_EXTRACTED TEXT_
>>>

KEN'S KORNER - APRIL 2009

SAFETY OUTSIDE THE TRUCK

BY AUTHOR, EDUCATOR & DRIVER KEN SKAGGS

 

There is an overwhelming amount of material on trucking safety.  You can find safety tips everywhere, from the web to the CB radio.  Everybody (including me on my own website at www.bigcitydriver.com) has something to add to the ever-expanding knowledge base of trucking safety. But, try to find something on safety outside the truck, and there’s nothing.  So, I thought that it would be a good time to write a little about the subject.

For the most part, a driver feels pretty safe in his truck, but occasionally he has to get out and walk (and sometimes it isn’t in the best neighborhood or one he is familiar with).  Oftentimes, drivers find themselves in desolated places at inconvenient times.  Whether it’s an industrial area on a Saturday (when everything is closed) or some strange city street late at night, drivers need to be careful when they get out of their truck.

<<<

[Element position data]
>>>

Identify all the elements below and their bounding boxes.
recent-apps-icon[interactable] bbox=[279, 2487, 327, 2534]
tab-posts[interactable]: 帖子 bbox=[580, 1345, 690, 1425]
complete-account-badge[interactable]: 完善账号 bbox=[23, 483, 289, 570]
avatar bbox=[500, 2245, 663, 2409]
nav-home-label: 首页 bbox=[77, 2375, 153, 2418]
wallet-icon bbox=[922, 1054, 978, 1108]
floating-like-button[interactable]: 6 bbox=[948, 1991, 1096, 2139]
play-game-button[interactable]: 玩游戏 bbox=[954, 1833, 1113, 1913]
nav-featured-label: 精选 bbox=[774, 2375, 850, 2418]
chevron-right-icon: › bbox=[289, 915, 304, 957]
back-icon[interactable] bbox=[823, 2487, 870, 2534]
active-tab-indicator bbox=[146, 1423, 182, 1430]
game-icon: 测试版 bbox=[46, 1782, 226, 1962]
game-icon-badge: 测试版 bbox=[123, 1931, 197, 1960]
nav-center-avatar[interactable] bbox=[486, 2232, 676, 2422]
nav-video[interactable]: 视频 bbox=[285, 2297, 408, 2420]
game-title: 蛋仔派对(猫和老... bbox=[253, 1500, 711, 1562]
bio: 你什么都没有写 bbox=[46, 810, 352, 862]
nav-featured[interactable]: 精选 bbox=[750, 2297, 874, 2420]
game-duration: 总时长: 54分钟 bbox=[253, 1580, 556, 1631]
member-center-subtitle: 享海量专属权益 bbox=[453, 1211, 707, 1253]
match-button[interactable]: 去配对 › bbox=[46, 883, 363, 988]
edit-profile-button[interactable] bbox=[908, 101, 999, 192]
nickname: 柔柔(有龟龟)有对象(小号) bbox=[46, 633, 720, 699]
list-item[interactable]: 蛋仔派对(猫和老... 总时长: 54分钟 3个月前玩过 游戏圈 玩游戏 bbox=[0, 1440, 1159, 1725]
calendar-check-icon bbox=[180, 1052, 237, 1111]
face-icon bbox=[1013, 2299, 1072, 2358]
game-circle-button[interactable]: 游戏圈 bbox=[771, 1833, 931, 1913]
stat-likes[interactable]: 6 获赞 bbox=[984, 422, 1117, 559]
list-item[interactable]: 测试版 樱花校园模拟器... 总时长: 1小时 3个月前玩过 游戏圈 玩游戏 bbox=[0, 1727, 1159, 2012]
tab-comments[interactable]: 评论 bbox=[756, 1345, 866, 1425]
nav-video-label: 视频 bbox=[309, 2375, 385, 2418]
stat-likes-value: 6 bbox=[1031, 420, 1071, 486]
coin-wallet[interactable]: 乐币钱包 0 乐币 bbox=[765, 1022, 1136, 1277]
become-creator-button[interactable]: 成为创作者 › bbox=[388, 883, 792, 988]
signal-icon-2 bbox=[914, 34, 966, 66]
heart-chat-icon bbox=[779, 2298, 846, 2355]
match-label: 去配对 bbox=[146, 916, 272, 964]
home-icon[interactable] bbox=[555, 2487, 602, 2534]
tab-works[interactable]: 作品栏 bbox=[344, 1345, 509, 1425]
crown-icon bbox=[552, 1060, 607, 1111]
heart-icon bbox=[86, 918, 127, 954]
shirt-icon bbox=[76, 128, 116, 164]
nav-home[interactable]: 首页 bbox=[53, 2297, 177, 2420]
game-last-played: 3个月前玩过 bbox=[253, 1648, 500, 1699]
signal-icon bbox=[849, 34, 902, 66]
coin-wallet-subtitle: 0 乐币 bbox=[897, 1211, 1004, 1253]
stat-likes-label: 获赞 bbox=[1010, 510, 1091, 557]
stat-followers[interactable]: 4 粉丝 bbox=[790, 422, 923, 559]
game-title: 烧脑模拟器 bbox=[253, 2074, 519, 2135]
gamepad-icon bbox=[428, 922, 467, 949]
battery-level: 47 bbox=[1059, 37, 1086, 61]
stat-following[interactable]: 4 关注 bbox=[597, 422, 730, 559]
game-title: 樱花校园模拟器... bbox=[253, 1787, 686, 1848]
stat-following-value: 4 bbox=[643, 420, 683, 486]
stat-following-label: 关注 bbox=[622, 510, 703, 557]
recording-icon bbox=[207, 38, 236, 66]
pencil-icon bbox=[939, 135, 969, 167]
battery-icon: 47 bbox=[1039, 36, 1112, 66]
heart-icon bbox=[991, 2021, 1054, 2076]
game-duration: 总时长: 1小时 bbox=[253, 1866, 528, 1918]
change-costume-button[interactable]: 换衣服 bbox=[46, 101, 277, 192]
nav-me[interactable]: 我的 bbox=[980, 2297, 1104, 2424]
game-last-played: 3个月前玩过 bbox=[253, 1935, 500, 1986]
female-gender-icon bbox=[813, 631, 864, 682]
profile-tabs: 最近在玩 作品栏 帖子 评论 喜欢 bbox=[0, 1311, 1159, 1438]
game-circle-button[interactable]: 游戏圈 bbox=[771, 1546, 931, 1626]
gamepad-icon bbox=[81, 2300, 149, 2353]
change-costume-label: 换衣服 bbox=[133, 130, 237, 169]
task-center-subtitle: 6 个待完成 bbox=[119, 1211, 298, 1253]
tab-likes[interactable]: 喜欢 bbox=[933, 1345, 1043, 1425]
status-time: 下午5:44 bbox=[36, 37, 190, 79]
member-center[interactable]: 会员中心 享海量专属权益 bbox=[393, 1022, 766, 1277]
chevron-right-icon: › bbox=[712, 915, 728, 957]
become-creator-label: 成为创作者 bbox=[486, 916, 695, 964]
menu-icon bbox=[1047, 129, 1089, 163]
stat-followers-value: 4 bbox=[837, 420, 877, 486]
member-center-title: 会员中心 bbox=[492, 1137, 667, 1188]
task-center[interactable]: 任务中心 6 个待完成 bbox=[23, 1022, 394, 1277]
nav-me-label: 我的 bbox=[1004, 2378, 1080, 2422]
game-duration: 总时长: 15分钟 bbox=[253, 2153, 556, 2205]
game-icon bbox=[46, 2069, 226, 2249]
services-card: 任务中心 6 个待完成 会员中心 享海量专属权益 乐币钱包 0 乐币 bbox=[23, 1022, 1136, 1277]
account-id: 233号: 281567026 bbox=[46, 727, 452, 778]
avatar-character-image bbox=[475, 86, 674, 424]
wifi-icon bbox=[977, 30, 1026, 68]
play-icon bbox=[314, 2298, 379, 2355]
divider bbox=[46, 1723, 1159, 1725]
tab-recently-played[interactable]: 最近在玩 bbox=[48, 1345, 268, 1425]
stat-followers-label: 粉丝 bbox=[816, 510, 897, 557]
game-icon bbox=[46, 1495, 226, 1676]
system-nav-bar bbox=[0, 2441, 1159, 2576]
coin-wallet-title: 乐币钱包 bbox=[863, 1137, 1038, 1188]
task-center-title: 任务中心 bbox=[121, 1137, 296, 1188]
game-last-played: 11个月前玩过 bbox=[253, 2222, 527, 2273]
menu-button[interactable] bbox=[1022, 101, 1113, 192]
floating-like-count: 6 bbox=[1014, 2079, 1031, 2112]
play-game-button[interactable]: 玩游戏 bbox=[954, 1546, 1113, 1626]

<<<

_GOAL 1_
Why does the author of the trucking safety column choose to write about safety outside the truck?
_GOAL 2_
What website does the author of the trucking safety column mention as his own?
_GOAL 3_
Extend the trucking safety column with a few more paragraphs, picking up after its final sentence.

_OUTPUT 1_
There is an overwhelming amount of material on trucking safety, but almost nothing on safety outside the truck. That gap made it seem like a good time to write about the subject.

_OUTPUT 2_
www.bigcitydriver.com

_OUTPUT 3_
Let’s face it - truck drivers are targets for thieves and robbers.  They think we all have money.  Of course, some do (like unmarried drivers who don’t have any bills to pay).  But, for the most part, we are just working class dogs like everybody else, trying to pay our bills and struggling from week to week.  Thieves don’t see it that way though.  They see a truck and figure there is likely a couple of hundred dollars in your pocket, and a bonanza inside the truck, too.  So we have to be careful - not only when driving, but where we park, when we park, where we get out and walk, when we get out and walk, how much cash we carry, how we flaunt it, etc.

About ten years ago, I bought a nice car - a two-year-old, red Firebird with t-tops.  It was a beautiful car, and it came with a big payment and high insurance rates.  For the next four years, I would question myself as to why I took that plunge as I struggled each month to make that payment.  With a low down payment and a high interest rate, it really wasn’t a smart buy for me at the time.  I couldn’t really afford it.  I bought it on impulse, simply because I loved it.  Well, the point is, one day my niece, who was eighteen at the time, asked me if she could borrow some money - a lot of money.  I said no, explaining that I didn’t have that kind of money.  She was flabbergasted, insisting I did, because I had that car.  She thought the presence of that car proved I had money.  I explained to her that the car was the reason why I didn’t have any money!  A few years and a few children later, I’m sure she realizes it now.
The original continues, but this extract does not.